### Aim of the task:
Give every line of the data again, unchanged, but with no pictures.

### Extracted information:
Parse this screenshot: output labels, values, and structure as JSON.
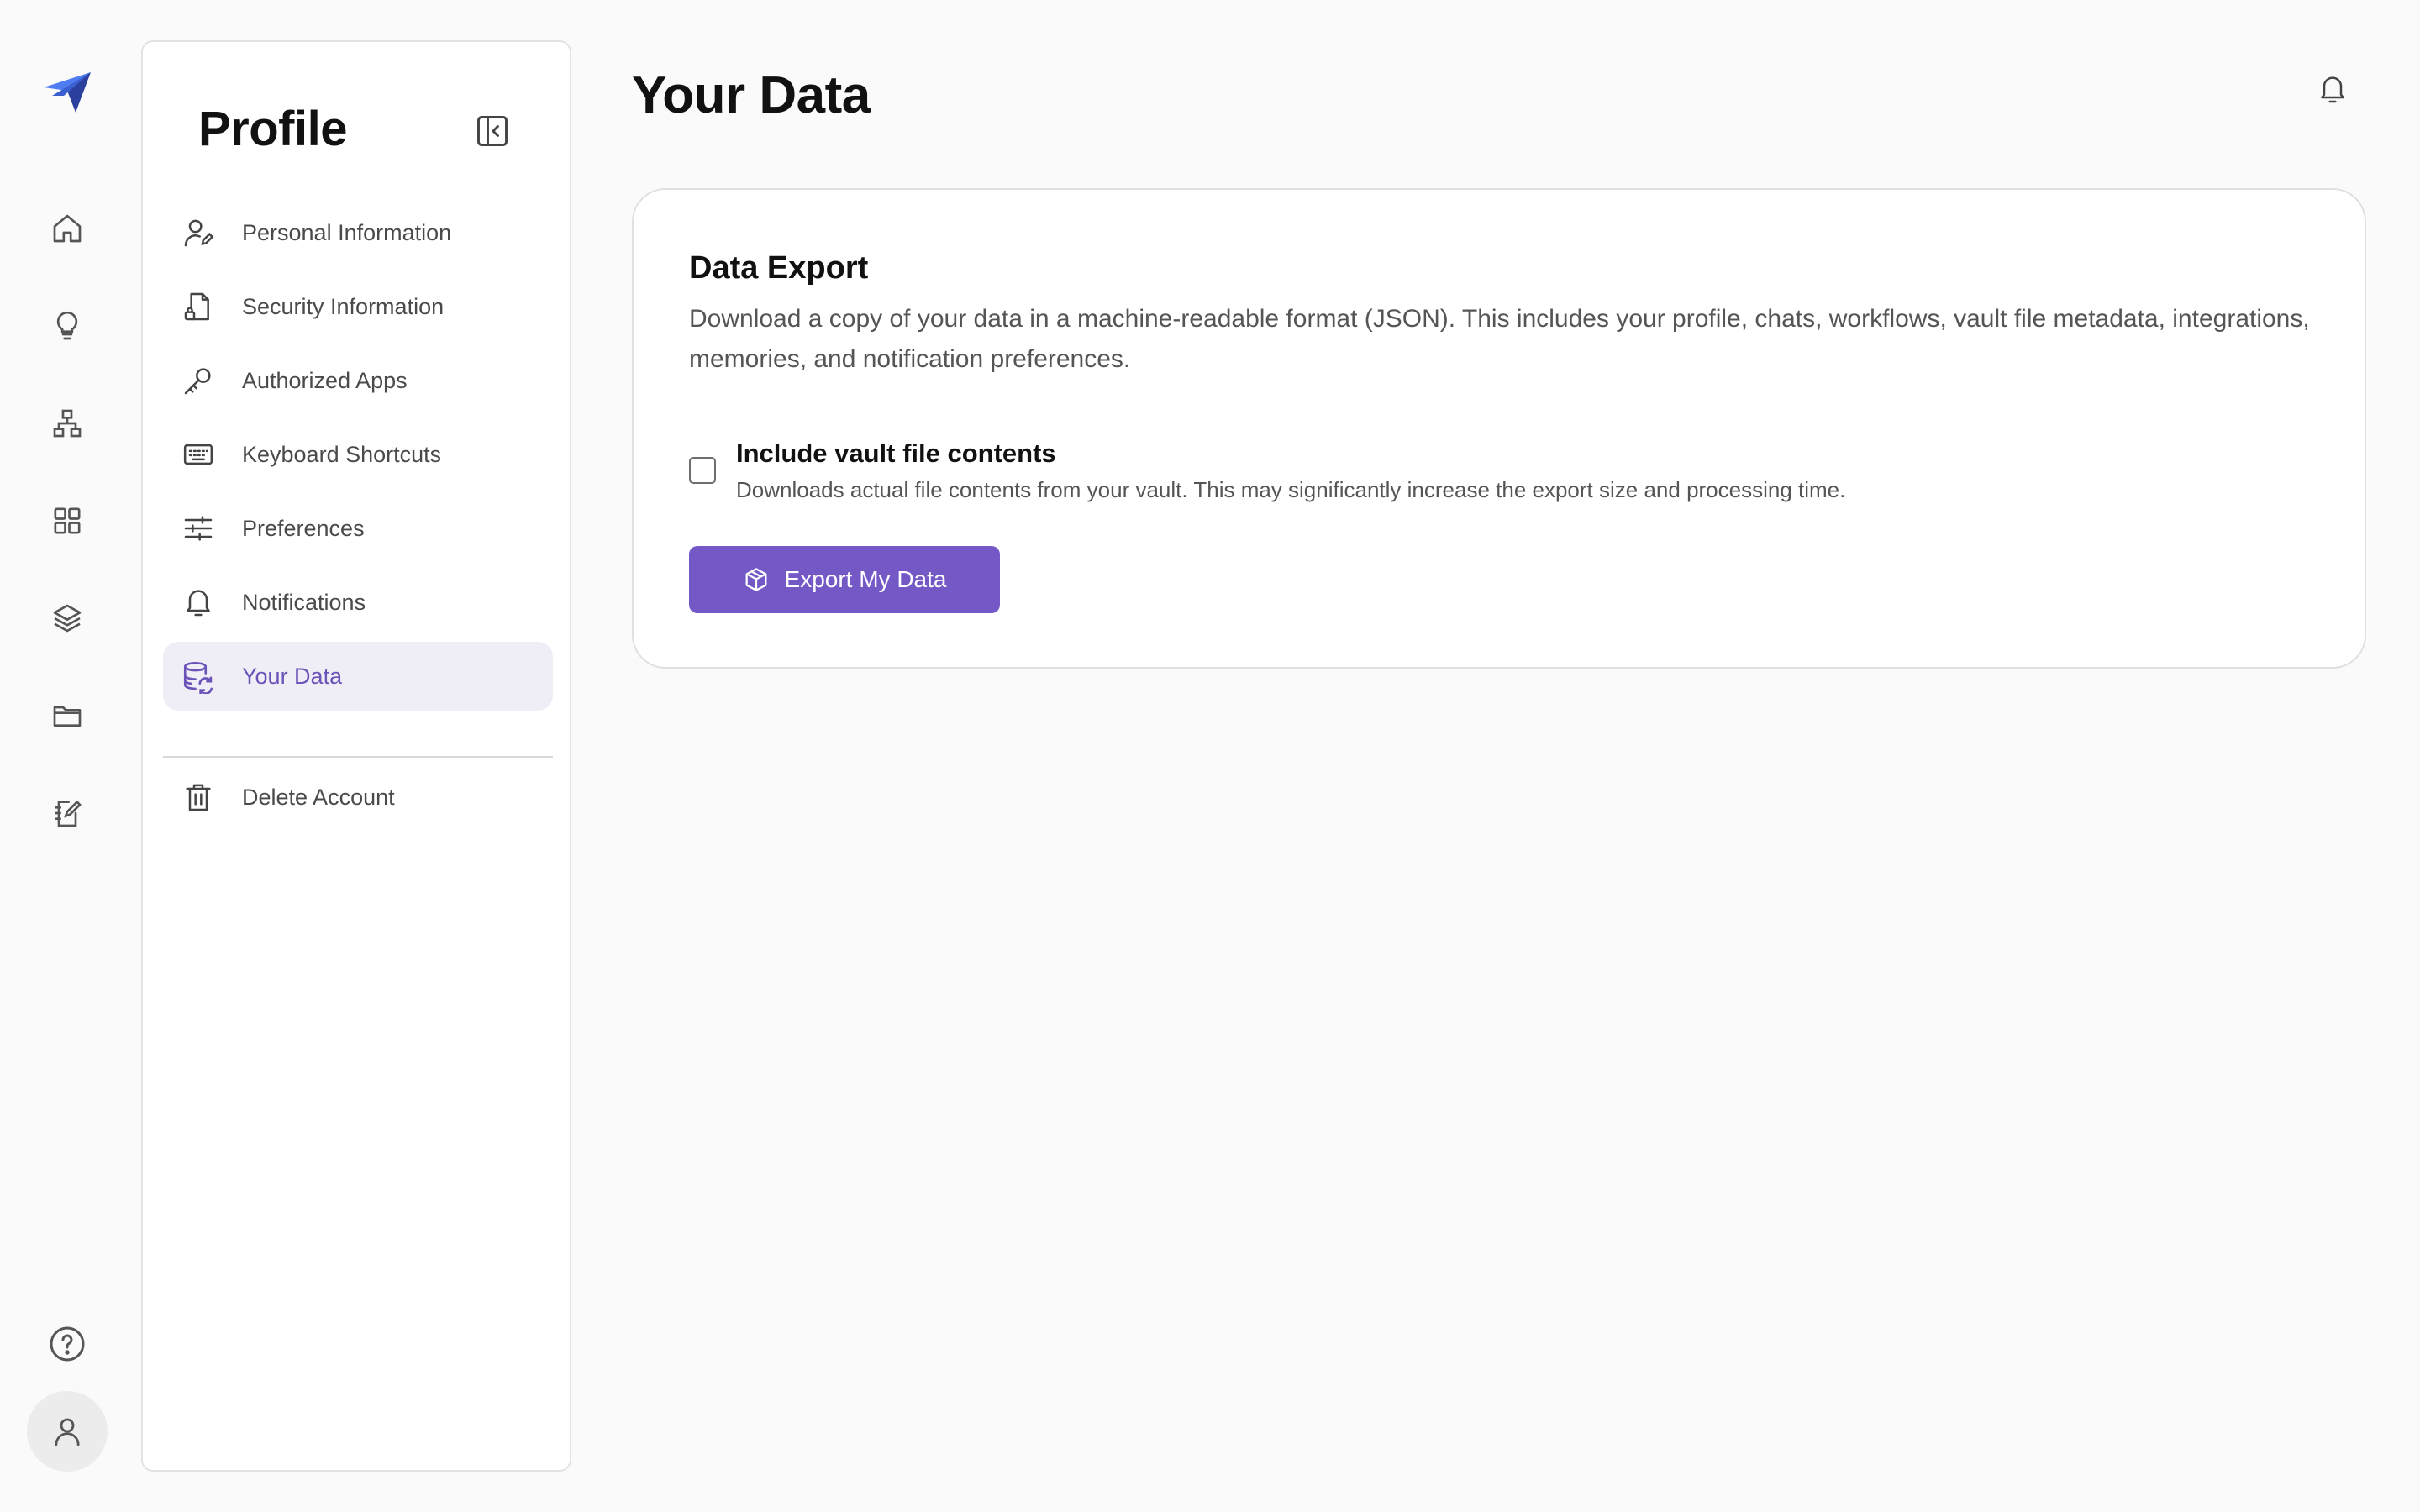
{
  "rail": {
    "items": [
      {
        "name": "home-icon"
      },
      {
        "name": "lightbulb-icon"
      },
      {
        "name": "org-chart-icon"
      },
      {
        "name": "apps-grid-icon"
      },
      {
        "name": "layers-icon"
      },
      {
        "name": "folder-icon"
      },
      {
        "name": "notebook-edit-icon"
      }
    ],
    "help_icon": "help-circle-icon",
    "avatar_icon": "user-icon"
  },
  "sidebar": {
    "title": "Profile",
    "items": [
      {
        "label": "Personal Information",
        "icon": "user-pen-icon"
      },
      {
        "label": "Security Information",
        "icon": "file-lock-icon"
      },
      {
        "label": "Authorized Apps",
        "icon": "key-icon"
      },
      {
        "label": "Keyboard Shortcuts",
        "icon": "keyboard-icon"
      },
      {
        "label": "Preferences",
        "icon": "sliders-icon"
      },
      {
        "label": "Notifications",
        "icon": "bell-icon"
      },
      {
        "label": "Your Data",
        "icon": "database-refresh-icon",
        "active": true
      }
    ],
    "danger_item": {
      "label": "Delete Account",
      "icon": "trash-icon"
    }
  },
  "main": {
    "title": "Your Data",
    "card": {
      "title": "Data Export",
      "description": "Download a copy of your data in a machine-readable format (JSON). This includes your profile, chats, workflows, vault file metadata, integrations, memories, and notification preferences.",
      "checkbox_label": "Include vault file contents",
      "checkbox_help": "Downloads actual file contents from your vault. This may significantly increase the export size and processing time.",
      "checkbox_checked": false,
      "button_label": "Export My Data"
    }
  },
  "colors": {
    "accent": "#7358c6",
    "active_bg": "#efedf6",
    "active_text": "#6b53b8",
    "logo_dark": "#2a3f9e",
    "logo_light": "#4f7cf0"
  }
}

### Solution:
Parse this screenshot: output labels, values, and structure as JSON.
{
  "rail": {
    "items": [
      {
        "name": "home-icon"
      },
      {
        "name": "lightbulb-icon"
      },
      {
        "name": "org-chart-icon"
      },
      {
        "name": "apps-grid-icon"
      },
      {
        "name": "layers-icon"
      },
      {
        "name": "folder-icon"
      },
      {
        "name": "notebook-edit-icon"
      }
    ],
    "help_icon": "help-circle-icon",
    "avatar_icon": "user-icon"
  },
  "sidebar": {
    "title": "Profile",
    "items": [
      {
        "label": "Personal Information",
        "icon": "user-pen-icon"
      },
      {
        "label": "Security Information",
        "icon": "file-lock-icon"
      },
      {
        "label": "Authorized Apps",
        "icon": "key-icon"
      },
      {
        "label": "Keyboard Shortcuts",
        "icon": "keyboard-icon"
      },
      {
        "label": "Preferences",
        "icon": "sliders-icon"
      },
      {
        "label": "Notifications",
        "icon": "bell-icon"
      },
      {
        "label": "Your Data",
        "icon": "database-refresh-icon",
        "active": true
      }
    ],
    "danger_item": {
      "label": "Delete Account",
      "icon": "trash-icon"
    }
  },
  "main": {
    "title": "Your Data",
    "card": {
      "title": "Data Export",
      "description": "Download a copy of your data in a machine-readable format (JSON). This includes your profile, chats, workflows, vault file metadata, integrations, memories, and notification preferences.",
      "checkbox_label": "Include vault file contents",
      "checkbox_help": "Downloads actual file contents from your vault. This may significantly increase the export size and processing time.",
      "checkbox_checked": false,
      "button_label": "Export My Data"
    }
  },
  "colors": {
    "accent": "#7358c6",
    "active_bg": "#efedf6",
    "active_text": "#6b53b8",
    "logo_dark": "#2a3f9e",
    "logo_light": "#4f7cf0"
  }
}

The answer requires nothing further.